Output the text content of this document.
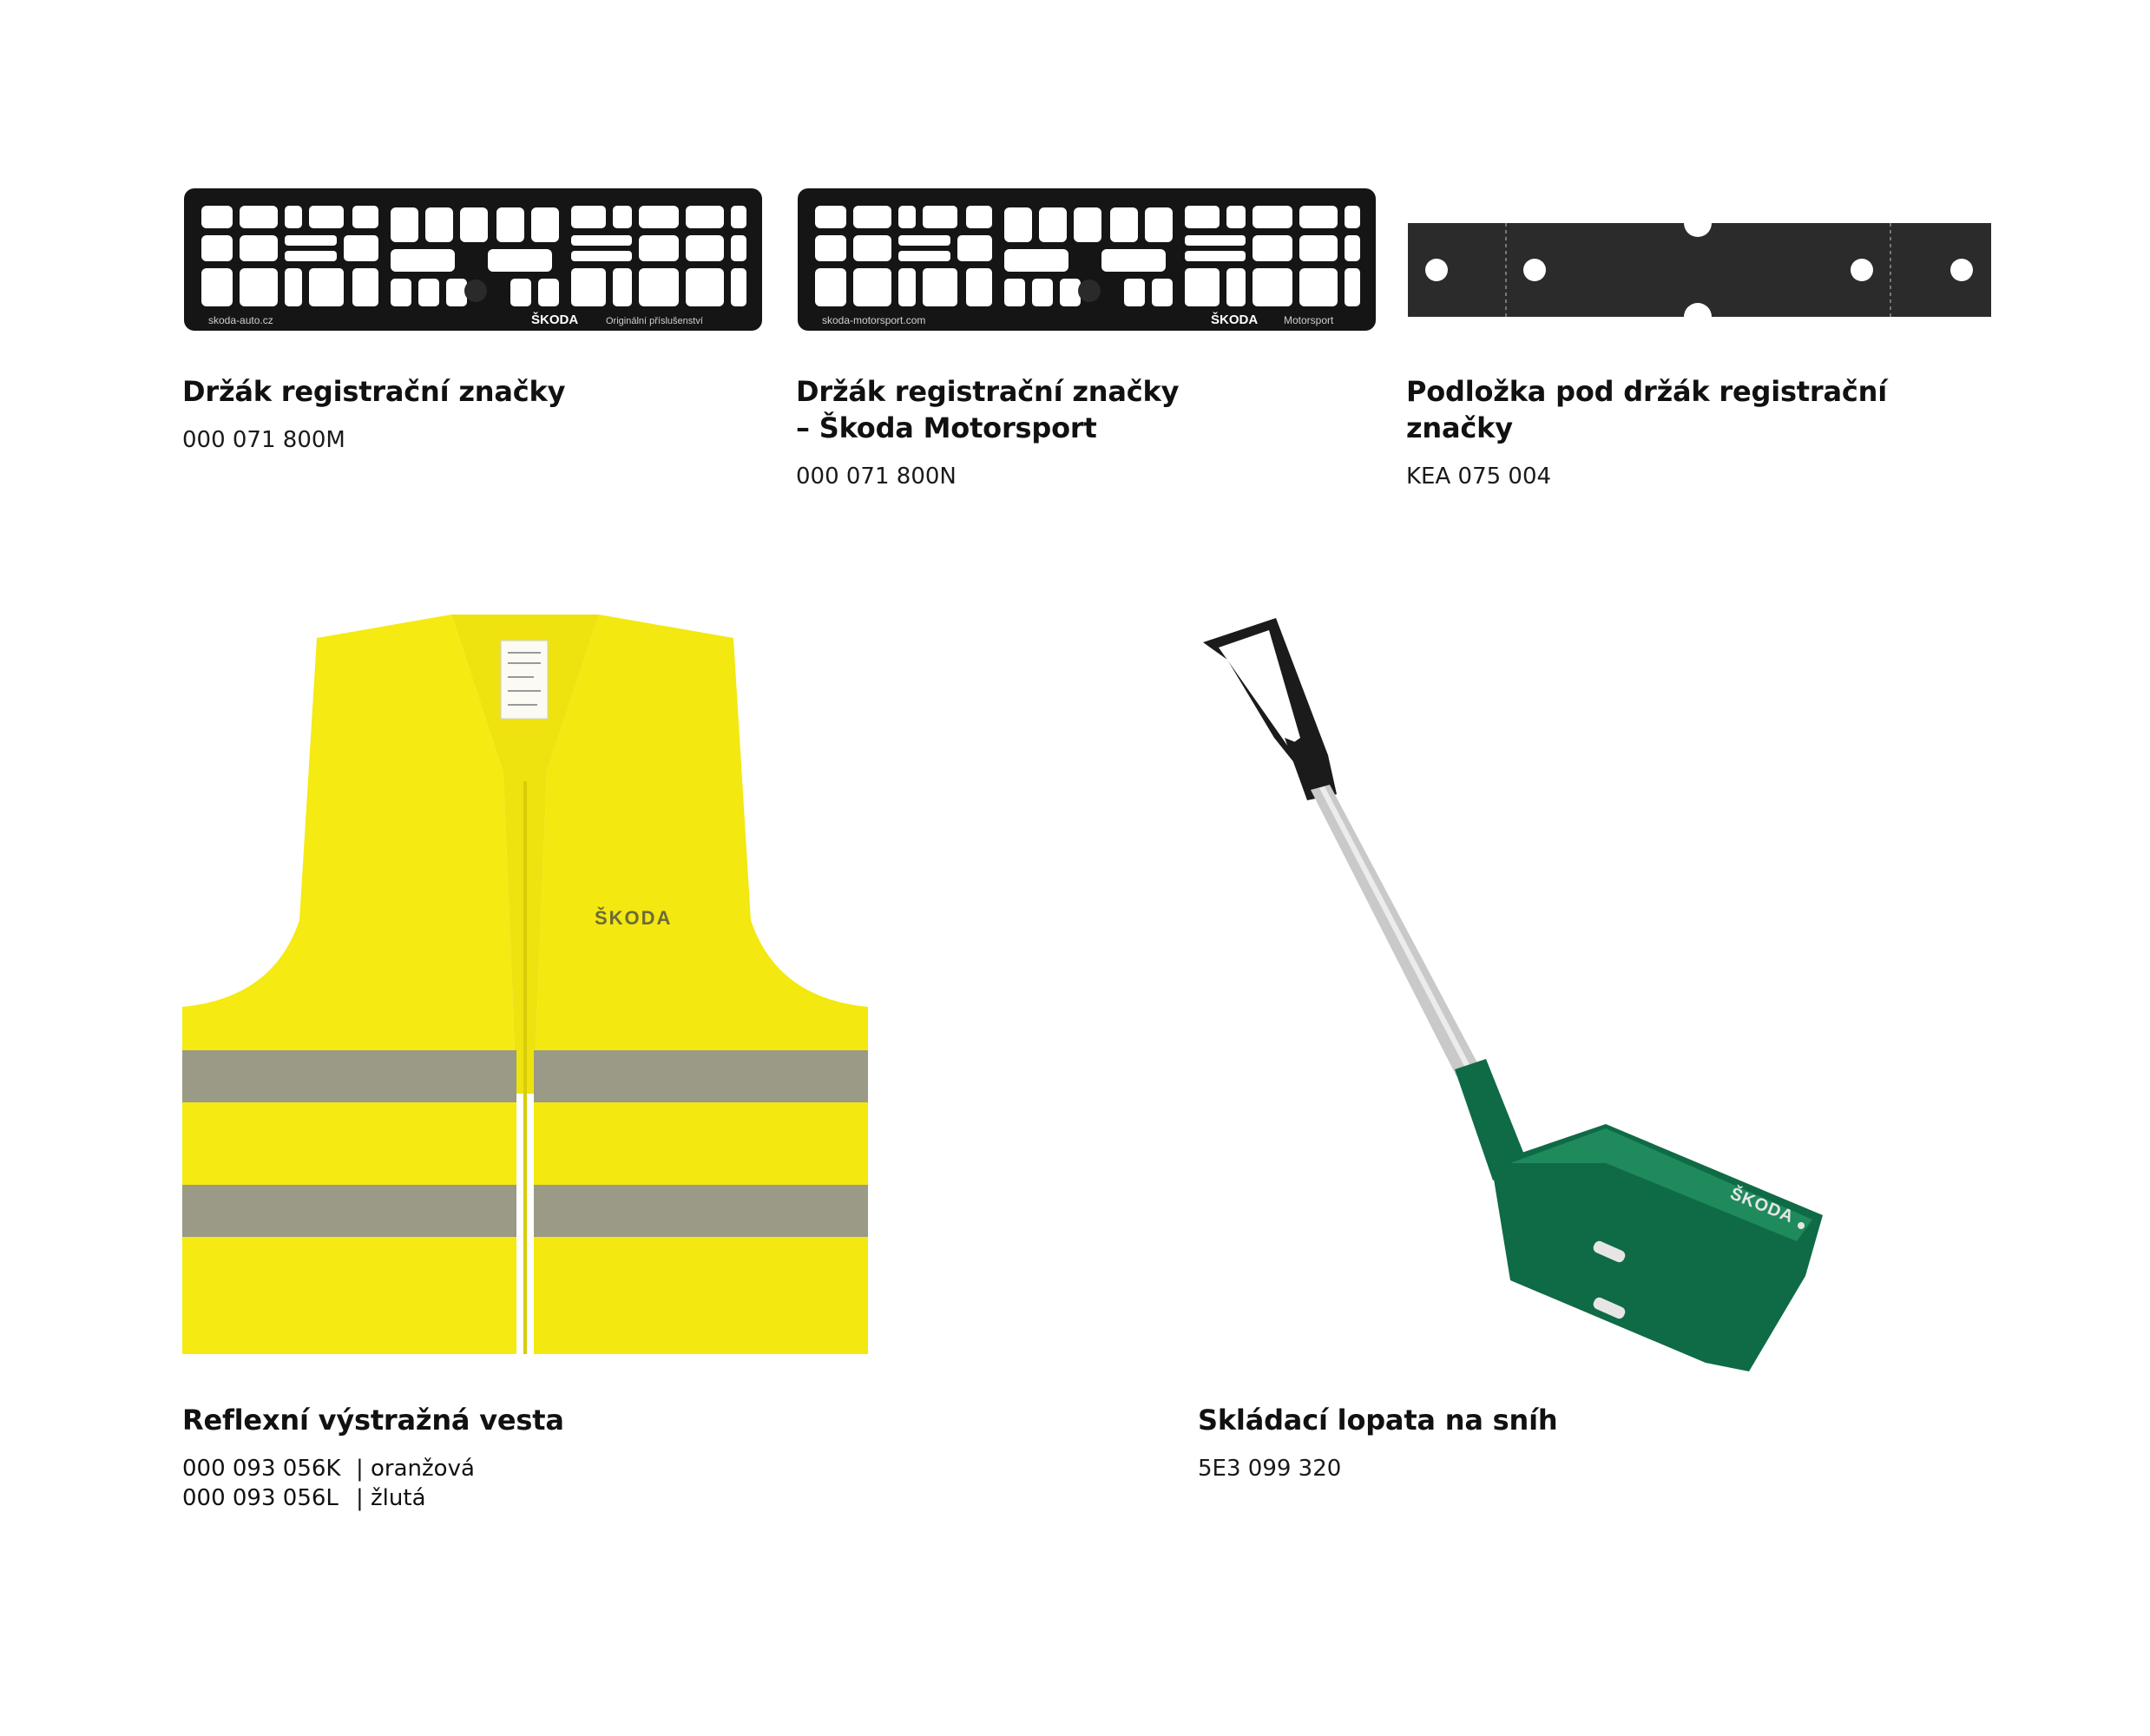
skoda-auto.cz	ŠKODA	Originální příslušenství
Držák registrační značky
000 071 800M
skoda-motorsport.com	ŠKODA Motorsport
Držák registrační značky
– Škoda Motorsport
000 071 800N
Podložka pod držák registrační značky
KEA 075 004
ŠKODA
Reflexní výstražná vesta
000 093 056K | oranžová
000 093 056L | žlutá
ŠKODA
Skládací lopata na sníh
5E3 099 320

-*-

Return the listing above unchanged, apart from dropping its pictures.

▶ [Result of this task]:
Output the text content of this document.
skoda-auto.cz	ŠKODA	Originální příslušenství
Držák registrační značky
000 071 800M
skoda-motorsport.com	ŠKODA Motorsport
Držák registrační značky
– Škoda Motorsport
000 071 800N
Podložka pod držák registrační značky
KEA 075 004
ŠKODA
Reflexní výstražná vesta
000 093 056K | oranžová
000 093 056L | žlutá
ŠKODA
Skládací lopata na sníh
5E3 099 320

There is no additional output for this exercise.